Figure content listings
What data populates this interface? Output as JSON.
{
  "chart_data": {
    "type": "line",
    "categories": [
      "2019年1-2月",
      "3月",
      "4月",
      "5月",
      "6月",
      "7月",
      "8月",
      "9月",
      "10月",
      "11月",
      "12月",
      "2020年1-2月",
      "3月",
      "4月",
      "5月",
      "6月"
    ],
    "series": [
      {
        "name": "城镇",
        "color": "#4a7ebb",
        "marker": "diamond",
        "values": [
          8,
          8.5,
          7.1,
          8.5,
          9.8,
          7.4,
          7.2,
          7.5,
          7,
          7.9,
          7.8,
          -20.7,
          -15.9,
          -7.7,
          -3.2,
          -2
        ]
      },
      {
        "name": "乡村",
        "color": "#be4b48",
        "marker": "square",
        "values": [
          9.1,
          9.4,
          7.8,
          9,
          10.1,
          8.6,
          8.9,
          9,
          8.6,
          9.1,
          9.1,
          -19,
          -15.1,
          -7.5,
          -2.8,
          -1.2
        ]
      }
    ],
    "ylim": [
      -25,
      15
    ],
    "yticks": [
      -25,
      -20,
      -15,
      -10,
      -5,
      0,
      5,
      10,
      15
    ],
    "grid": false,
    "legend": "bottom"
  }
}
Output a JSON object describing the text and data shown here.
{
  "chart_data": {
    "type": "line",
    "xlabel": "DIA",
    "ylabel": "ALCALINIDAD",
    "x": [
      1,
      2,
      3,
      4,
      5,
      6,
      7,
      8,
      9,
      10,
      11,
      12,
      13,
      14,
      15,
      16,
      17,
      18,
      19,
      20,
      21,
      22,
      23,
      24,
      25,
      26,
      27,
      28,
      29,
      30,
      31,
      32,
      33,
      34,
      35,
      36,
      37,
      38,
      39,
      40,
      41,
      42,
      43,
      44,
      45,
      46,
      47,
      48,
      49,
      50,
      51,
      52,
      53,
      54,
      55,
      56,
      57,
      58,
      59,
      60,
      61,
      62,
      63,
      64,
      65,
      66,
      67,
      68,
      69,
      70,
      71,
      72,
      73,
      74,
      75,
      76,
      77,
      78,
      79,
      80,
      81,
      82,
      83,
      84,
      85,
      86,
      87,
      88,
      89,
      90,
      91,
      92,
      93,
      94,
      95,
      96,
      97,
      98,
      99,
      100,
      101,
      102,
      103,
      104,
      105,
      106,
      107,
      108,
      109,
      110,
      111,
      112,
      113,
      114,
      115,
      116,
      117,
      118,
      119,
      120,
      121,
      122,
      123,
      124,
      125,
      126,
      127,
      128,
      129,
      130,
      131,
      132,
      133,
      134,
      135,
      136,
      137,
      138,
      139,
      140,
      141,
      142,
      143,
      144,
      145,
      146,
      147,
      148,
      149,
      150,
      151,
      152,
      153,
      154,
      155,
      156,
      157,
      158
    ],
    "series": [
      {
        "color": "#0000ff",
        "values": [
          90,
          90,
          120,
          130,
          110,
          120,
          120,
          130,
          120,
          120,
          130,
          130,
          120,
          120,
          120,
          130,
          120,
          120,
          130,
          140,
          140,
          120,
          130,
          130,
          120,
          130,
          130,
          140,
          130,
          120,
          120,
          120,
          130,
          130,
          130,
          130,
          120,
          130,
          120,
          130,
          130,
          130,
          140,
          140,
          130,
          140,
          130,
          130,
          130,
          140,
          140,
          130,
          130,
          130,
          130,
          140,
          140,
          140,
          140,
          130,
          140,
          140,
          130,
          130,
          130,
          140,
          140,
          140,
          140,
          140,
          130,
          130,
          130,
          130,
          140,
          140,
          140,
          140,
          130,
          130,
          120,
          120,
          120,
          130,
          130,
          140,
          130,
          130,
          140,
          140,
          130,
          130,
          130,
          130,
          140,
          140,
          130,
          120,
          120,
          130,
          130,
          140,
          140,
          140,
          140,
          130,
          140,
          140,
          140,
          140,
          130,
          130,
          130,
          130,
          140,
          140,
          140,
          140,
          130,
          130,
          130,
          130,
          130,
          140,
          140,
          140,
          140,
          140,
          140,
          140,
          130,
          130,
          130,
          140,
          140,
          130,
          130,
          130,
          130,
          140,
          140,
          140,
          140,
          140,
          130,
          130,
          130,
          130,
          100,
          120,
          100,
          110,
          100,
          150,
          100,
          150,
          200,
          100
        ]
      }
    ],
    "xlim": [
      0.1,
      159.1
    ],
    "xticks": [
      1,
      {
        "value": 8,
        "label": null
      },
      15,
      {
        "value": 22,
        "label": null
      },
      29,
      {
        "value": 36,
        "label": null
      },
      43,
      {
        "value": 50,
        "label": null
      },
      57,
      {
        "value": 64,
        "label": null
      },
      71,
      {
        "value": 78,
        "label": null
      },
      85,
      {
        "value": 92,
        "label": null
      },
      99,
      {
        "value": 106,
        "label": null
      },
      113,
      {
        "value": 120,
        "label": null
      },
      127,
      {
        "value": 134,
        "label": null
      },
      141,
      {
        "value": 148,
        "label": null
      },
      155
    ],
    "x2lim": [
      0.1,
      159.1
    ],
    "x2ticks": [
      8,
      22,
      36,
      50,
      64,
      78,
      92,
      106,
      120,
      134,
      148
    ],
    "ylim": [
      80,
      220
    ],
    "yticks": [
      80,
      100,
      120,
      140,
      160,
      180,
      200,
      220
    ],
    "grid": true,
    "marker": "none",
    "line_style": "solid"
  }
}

Work to be completed –
Output the listing above without altering a single character.

Complete response –
What data populates this interface? Output as JSON.
{
  "chart_data": {
    "type": "line",
    "categories": [
      "2019年1-2月",
      "3月",
      "4月",
      "5月",
      "6月",
      "7月",
      "8月",
      "9月",
      "10月",
      "11月",
      "12月",
      "2020年1-2月",
      "3月",
      "4月",
      "5月",
      "6月"
    ],
    "series": [
      {
        "name": "城镇",
        "color": "#4a7ebb",
        "marker": "diamond",
        "values": [
          8,
          8.5,
          7.1,
          8.5,
          9.8,
          7.4,
          7.2,
          7.5,
          7,
          7.9,
          7.8,
          -20.7,
          -15.9,
          -7.7,
          -3.2,
          -2
        ]
      },
      {
        "name": "乡村",
        "color": "#be4b48",
        "marker": "square",
        "values": [
          9.1,
          9.4,
          7.8,
          9,
          10.1,
          8.6,
          8.9,
          9,
          8.6,
          9.1,
          9.1,
          -19,
          -15.1,
          -7.5,
          -2.8,
          -1.2
        ]
      }
    ],
    "ylim": [
      -25,
      15
    ],
    "yticks": [
      -25,
      -20,
      -15,
      -10,
      -5,
      0,
      5,
      10,
      15
    ],
    "grid": false,
    "legend": "bottom"
  }
}
Output a JSON object describing the text and data shown here.
{
  "chart_data": {
    "type": "line",
    "xlabel": "DIA",
    "ylabel": "ALCALINIDAD",
    "x": [
      1,
      2,
      3,
      4,
      5,
      6,
      7,
      8,
      9,
      10,
      11,
      12,
      13,
      14,
      15,
      16,
      17,
      18,
      19,
      20,
      21,
      22,
      23,
      24,
      25,
      26,
      27,
      28,
      29,
      30,
      31,
      32,
      33,
      34,
      35,
      36,
      37,
      38,
      39,
      40,
      41,
      42,
      43,
      44,
      45,
      46,
      47,
      48,
      49,
      50,
      51,
      52,
      53,
      54,
      55,
      56,
      57,
      58,
      59,
      60,
      61,
      62,
      63,
      64,
      65,
      66,
      67,
      68,
      69,
      70,
      71,
      72,
      73,
      74,
      75,
      76,
      77,
      78,
      79,
      80,
      81,
      82,
      83,
      84,
      85,
      86,
      87,
      88,
      89,
      90,
      91,
      92,
      93,
      94,
      95,
      96,
      97,
      98,
      99,
      100,
      101,
      102,
      103,
      104,
      105,
      106,
      107,
      108,
      109,
      110,
      111,
      112,
      113,
      114,
      115,
      116,
      117,
      118,
      119,
      120,
      121,
      122,
      123,
      124,
      125,
      126,
      127,
      128,
      129,
      130,
      131,
      132,
      133,
      134,
      135,
      136,
      137,
      138,
      139,
      140,
      141,
      142,
      143,
      144,
      145,
      146,
      147,
      148,
      149,
      150,
      151,
      152,
      153,
      154,
      155,
      156,
      157,
      158
    ],
    "series": [
      {
        "color": "#0000ff",
        "values": [
          90,
          90,
          120,
          130,
          110,
          120,
          120,
          130,
          120,
          120,
          130,
          130,
          120,
          120,
          120,
          130,
          120,
          120,
          130,
          140,
          140,
          120,
          130,
          130,
          120,
          130,
          130,
          140,
          130,
          120,
          120,
          120,
          130,
          130,
          130,
          130,
          120,
          130,
          120,
          130,
          130,
          130,
          140,
          140,
          130,
          140,
          130,
          130,
          130,
          140,
          140,
          130,
          130,
          130,
          130,
          140,
          140,
          140,
          140,
          130,
          140,
          140,
          130,
          130,
          130,
          140,
          140,
          140,
          140,
          140,
          130,
          130,
          130,
          130,
          140,
          140,
          140,
          140,
          130,
          130,
          120,
          120,
          120,
          130,
          130,
          140,
          130,
          130,
          140,
          140,
          130,
          130,
          130,
          130,
          140,
          140,
          130,
          120,
          120,
          130,
          130,
          140,
          140,
          140,
          140,
          130,
          140,
          140,
          140,
          140,
          130,
          130,
          130,
          130,
          140,
          140,
          140,
          140,
          130,
          130,
          130,
          130,
          130,
          140,
          140,
          140,
          140,
          140,
          140,
          140,
          130,
          130,
          130,
          140,
          140,
          130,
          130,
          130,
          130,
          140,
          140,
          140,
          140,
          140,
          130,
          130,
          130,
          130,
          100,
          120,
          100,
          110,
          100,
          150,
          100,
          150,
          200,
          100
        ]
      }
    ],
    "xlim": [
      0.1,
      159.1
    ],
    "xticks": [
      1,
      {
        "value": 8,
        "label": null
      },
      15,
      {
        "value": 22,
        "label": null
      },
      29,
      {
        "value": 36,
        "label": null
      },
      43,
      {
        "value": 50,
        "label": null
      },
      57,
      {
        "value": 64,
        "label": null
      },
      71,
      {
        "value": 78,
        "label": null
      },
      85,
      {
        "value": 92,
        "label": null
      },
      99,
      {
        "value": 106,
        "label": null
      },
      113,
      {
        "value": 120,
        "label": null
      },
      127,
      {
        "value": 134,
        "label": null
      },
      141,
      {
        "value": 148,
        "label": null
      },
      155
    ],
    "x2lim": [
      0.1,
      159.1
    ],
    "x2ticks": [
      8,
      22,
      36,
      50,
      64,
      78,
      92,
      106,
      120,
      134,
      148
    ],
    "ylim": [
      80,
      220
    ],
    "yticks": [
      80,
      100,
      120,
      140,
      160,
      180,
      200,
      220
    ],
    "grid": true,
    "marker": "none",
    "line_style": "solid"
  }
}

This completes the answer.